> [SHORT TASK] Copy out lines with the word "JSON" from the material that follows.

[Records from a dataset]

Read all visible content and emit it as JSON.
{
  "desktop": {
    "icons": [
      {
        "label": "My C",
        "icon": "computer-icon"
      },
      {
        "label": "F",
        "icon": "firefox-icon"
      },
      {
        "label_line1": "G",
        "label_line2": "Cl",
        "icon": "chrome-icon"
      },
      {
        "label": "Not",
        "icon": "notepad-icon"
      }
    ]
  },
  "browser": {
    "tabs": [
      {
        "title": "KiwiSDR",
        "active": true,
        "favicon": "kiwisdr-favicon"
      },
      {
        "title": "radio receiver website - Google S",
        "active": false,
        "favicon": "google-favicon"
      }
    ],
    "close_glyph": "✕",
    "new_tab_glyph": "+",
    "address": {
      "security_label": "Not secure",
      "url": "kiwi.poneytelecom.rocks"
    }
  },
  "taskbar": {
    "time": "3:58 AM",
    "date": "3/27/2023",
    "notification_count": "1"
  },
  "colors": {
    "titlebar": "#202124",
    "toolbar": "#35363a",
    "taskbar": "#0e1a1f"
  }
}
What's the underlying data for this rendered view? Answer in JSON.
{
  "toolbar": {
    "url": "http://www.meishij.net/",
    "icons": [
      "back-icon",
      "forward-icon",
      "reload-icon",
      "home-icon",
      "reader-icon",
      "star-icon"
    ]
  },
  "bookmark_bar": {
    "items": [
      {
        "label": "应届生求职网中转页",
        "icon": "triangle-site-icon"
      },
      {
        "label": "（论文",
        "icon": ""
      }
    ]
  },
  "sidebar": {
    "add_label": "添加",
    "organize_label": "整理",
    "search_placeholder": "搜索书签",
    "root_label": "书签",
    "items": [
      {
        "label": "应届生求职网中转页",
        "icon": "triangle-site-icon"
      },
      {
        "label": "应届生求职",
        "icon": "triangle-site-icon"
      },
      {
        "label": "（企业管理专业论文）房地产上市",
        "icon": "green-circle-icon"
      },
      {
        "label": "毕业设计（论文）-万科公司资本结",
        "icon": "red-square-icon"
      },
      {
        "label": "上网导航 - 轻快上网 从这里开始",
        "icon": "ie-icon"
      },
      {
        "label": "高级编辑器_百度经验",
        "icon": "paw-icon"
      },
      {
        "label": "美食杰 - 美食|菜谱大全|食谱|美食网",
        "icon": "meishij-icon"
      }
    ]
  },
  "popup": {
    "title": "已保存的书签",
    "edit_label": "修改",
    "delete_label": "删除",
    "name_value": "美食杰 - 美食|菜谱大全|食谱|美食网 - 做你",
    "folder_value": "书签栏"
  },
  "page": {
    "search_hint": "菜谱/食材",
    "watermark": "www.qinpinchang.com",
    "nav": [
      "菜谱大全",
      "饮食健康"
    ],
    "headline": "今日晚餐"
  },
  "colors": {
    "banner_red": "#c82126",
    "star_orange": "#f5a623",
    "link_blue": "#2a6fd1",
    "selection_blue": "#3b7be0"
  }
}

> [EXERCISE RESULT]
Read all visible content and emit it as JSON.
What's the underlying data for this rendered view? Answer in JSON.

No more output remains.